[Collected data]
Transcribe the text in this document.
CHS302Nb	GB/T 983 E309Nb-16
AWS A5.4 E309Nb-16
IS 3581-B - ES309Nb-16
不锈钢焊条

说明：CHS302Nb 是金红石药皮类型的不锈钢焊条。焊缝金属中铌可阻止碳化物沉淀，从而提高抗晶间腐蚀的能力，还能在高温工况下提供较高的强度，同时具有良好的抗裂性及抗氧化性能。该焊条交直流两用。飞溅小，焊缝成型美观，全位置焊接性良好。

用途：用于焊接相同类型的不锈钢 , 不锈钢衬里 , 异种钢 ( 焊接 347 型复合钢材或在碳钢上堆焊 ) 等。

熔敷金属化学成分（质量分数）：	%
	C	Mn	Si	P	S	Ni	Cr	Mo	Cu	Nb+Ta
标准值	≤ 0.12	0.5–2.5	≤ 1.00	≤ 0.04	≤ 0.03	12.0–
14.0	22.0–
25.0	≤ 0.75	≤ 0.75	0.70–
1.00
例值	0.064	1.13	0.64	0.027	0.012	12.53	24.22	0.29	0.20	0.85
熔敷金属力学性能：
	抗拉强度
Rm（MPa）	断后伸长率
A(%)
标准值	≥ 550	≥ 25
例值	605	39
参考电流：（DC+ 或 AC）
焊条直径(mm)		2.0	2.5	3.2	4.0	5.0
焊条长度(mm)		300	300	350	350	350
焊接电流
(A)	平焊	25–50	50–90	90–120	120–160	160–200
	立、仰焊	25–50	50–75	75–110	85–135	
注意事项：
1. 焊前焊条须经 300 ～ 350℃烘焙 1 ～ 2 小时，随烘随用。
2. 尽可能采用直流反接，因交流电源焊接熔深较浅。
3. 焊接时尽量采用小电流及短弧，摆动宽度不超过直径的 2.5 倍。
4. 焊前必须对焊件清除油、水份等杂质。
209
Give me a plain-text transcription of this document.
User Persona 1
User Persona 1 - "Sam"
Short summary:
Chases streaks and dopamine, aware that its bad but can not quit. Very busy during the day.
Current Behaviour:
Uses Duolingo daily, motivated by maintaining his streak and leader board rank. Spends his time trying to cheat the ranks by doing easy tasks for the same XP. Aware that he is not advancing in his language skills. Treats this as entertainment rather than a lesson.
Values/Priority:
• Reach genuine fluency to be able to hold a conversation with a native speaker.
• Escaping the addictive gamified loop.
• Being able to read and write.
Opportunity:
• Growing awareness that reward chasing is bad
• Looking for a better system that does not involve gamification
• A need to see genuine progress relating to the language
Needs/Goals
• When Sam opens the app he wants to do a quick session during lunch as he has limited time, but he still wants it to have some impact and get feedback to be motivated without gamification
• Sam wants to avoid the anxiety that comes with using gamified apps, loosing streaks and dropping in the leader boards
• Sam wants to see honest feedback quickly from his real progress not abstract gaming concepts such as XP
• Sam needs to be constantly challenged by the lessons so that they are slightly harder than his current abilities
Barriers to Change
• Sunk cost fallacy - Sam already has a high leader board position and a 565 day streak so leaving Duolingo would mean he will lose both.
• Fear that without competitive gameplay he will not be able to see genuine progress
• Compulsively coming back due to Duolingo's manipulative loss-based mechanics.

**SET EXERCISE:**
Of the lines in the material, how many include "progress"? Respond with the number alone.

**FULL SOLUTION:**
3